**MATERIAL PROVIDED:**
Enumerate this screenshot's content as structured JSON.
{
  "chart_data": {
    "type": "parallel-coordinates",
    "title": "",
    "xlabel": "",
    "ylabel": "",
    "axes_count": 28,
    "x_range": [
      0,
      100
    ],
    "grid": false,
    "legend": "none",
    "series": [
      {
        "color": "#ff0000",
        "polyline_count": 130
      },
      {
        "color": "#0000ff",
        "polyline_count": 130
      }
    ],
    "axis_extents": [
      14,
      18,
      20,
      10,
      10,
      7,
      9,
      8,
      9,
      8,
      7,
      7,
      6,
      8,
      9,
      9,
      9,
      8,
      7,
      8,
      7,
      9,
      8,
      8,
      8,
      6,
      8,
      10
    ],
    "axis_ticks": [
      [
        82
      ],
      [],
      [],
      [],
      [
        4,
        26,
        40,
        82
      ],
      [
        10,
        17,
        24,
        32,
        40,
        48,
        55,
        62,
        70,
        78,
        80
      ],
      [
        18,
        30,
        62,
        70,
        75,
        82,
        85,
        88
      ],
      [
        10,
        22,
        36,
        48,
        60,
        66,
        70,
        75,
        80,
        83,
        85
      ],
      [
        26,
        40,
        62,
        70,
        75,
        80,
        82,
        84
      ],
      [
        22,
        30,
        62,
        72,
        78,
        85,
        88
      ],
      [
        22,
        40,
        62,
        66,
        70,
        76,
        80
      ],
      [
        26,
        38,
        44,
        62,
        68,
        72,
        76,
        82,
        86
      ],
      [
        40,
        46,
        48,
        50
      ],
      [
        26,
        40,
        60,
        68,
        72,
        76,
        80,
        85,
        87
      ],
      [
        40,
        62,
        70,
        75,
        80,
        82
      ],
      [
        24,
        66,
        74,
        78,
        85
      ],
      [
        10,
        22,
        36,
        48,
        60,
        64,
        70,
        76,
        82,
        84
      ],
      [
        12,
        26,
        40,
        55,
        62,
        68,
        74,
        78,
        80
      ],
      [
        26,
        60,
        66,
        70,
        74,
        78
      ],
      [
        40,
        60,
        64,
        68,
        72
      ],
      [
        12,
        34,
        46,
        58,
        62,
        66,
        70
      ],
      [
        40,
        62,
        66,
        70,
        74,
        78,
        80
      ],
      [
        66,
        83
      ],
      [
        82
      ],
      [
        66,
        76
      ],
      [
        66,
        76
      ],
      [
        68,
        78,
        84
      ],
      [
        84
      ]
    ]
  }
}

**WHAT IS BEING ASKED:** Write out the entries above word for word.

**EXERCISE RESPONSE:**
Enumerate this screenshot's content as structured JSON.
{
  "chart_data": {
    "type": "parallel-coordinates",
    "title": "",
    "xlabel": "",
    "ylabel": "",
    "axes_count": 28,
    "x_range": [
      0,
      100
    ],
    "grid": false,
    "legend": "none",
    "series": [
      {
        "color": "#ff0000",
        "polyline_count": 130
      },
      {
        "color": "#0000ff",
        "polyline_count": 130
      }
    ],
    "axis_extents": [
      14,
      18,
      20,
      10,
      10,
      7,
      9,
      8,
      9,
      8,
      7,
      7,
      6,
      8,
      9,
      9,
      9,
      8,
      7,
      8,
      7,
      9,
      8,
      8,
      8,
      6,
      8,
      10
    ],
    "axis_ticks": [
      [
        82
      ],
      [],
      [],
      [],
      [
        4,
        26,
        40,
        82
      ],
      [
        10,
        17,
        24,
        32,
        40,
        48,
        55,
        62,
        70,
        78,
        80
      ],
      [
        18,
        30,
        62,
        70,
        75,
        82,
        85,
        88
      ],
      [
        10,
        22,
        36,
        48,
        60,
        66,
        70,
        75,
        80,
        83,
        85
      ],
      [
        26,
        40,
        62,
        70,
        75,
        80,
        82,
        84
      ],
      [
        22,
        30,
        62,
        72,
        78,
        85,
        88
      ],
      [
        22,
        40,
        62,
        66,
        70,
        76,
        80
      ],
      [
        26,
        38,
        44,
        62,
        68,
        72,
        76,
        82,
        86
      ],
      [
        40,
        46,
        48,
        50
      ],
      [
        26,
        40,
        60,
        68,
        72,
        76,
        80,
        85,
        87
      ],
      [
        40,
        62,
        70,
        75,
        80,
        82
      ],
      [
        24,
        66,
        74,
        78,
        85
      ],
      [
        10,
        22,
        36,
        48,
        60,
        64,
        70,
        76,
        82,
        84
      ],
      [
        12,
        26,
        40,
        55,
        62,
        68,
        74,
        78,
        80
      ],
      [
        26,
        60,
        66,
        70,
        74,
        78
      ],
      [
        40,
        60,
        64,
        68,
        72
      ],
      [
        12,
        34,
        46,
        58,
        62,
        66,
        70
      ],
      [
        40,
        62,
        66,
        70,
        74,
        78,
        80
      ],
      [
        66,
        83
      ],
      [
        82
      ],
      [
        66,
        76
      ],
      [
        66,
        76
      ],
      [
        68,
        78,
        84
      ],
      [
        84
      ]
    ]
  }
}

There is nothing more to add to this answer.